Copy every line of the listing exactly.

# start of EXTRACTED DATA

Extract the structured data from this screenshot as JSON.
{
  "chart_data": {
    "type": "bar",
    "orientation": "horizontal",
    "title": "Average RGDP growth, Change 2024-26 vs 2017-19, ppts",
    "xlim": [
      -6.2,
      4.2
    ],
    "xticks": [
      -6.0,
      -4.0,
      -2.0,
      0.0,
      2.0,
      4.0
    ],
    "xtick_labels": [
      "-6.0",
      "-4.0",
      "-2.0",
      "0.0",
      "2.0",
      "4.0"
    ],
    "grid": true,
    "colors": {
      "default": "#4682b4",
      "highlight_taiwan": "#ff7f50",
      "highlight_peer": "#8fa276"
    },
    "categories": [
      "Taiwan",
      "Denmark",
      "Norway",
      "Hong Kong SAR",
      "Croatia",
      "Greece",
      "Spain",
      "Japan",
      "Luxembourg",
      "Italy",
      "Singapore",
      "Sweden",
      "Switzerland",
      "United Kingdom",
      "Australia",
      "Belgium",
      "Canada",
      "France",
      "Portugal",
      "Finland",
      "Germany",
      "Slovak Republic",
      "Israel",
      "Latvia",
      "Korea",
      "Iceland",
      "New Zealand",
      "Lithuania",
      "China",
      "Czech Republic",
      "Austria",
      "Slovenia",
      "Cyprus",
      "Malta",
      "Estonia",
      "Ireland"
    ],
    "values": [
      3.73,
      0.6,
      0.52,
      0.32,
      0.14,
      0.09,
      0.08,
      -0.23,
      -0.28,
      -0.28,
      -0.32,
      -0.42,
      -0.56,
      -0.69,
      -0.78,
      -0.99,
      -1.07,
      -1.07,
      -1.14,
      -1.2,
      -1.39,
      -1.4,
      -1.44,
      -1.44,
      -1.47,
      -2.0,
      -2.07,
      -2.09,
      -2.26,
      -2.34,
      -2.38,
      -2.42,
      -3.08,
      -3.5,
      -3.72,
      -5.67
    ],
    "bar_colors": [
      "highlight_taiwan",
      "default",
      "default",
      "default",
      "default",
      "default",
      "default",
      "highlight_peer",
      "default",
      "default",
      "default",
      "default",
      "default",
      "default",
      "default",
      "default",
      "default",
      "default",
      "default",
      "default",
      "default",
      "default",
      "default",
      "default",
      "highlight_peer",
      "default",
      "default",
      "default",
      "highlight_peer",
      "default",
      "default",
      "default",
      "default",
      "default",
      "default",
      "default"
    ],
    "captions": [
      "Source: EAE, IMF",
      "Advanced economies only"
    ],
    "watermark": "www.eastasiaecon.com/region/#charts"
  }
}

# end of EXTRACTED DATA

[THE OUTPUT]
Extract the structured data from this screenshot as JSON.
{
  "chart_data": {
    "type": "bar",
    "orientation": "horizontal",
    "title": "Average RGDP growth, Change 2024-26 vs 2017-19, ppts",
    "xlim": [
      -6.2,
      4.2
    ],
    "xticks": [
      -6.0,
      -4.0,
      -2.0,
      0.0,
      2.0,
      4.0
    ],
    "xtick_labels": [
      "-6.0",
      "-4.0",
      "-2.0",
      "0.0",
      "2.0",
      "4.0"
    ],
    "grid": true,
    "colors": {
      "default": "#4682b4",
      "highlight_taiwan": "#ff7f50",
      "highlight_peer": "#8fa276"
    },
    "categories": [
      "Taiwan",
      "Denmark",
      "Norway",
      "Hong Kong SAR",
      "Croatia",
      "Greece",
      "Spain",
      "Japan",
      "Luxembourg",
      "Italy",
      "Singapore",
      "Sweden",
      "Switzerland",
      "United Kingdom",
      "Australia",
      "Belgium",
      "Canada",
      "France",
      "Portugal",
      "Finland",
      "Germany",
      "Slovak Republic",
      "Israel",
      "Latvia",
      "Korea",
      "Iceland",
      "New Zealand",
      "Lithuania",
      "China",
      "Czech Republic",
      "Austria",
      "Slovenia",
      "Cyprus",
      "Malta",
      "Estonia",
      "Ireland"
    ],
    "values": [
      3.73,
      0.6,
      0.52,
      0.32,
      0.14,
      0.09,
      0.08,
      -0.23,
      -0.28,
      -0.28,
      -0.32,
      -0.42,
      -0.56,
      -0.69,
      -0.78,
      -0.99,
      -1.07,
      -1.07,
      -1.14,
      -1.2,
      -1.39,
      -1.4,
      -1.44,
      -1.44,
      -1.47,
      -2.0,
      -2.07,
      -2.09,
      -2.26,
      -2.34,
      -2.38,
      -2.42,
      -3.08,
      -3.5,
      -3.72,
      -5.67
    ],
    "bar_colors": [
      "highlight_taiwan",
      "default",
      "default",
      "default",
      "default",
      "default",
      "default",
      "highlight_peer",
      "default",
      "default",
      "default",
      "default",
      "default",
      "default",
      "default",
      "default",
      "default",
      "default",
      "default",
      "default",
      "default",
      "default",
      "default",
      "default",
      "highlight_peer",
      "default",
      "default",
      "default",
      "highlight_peer",
      "default",
      "default",
      "default",
      "default",
      "default",
      "default",
      "default"
    ],
    "captions": [
      "Source: EAE, IMF",
      "Advanced economies only"
    ],
    "watermark": "www.eastasiaecon.com/region/#charts"
  }
}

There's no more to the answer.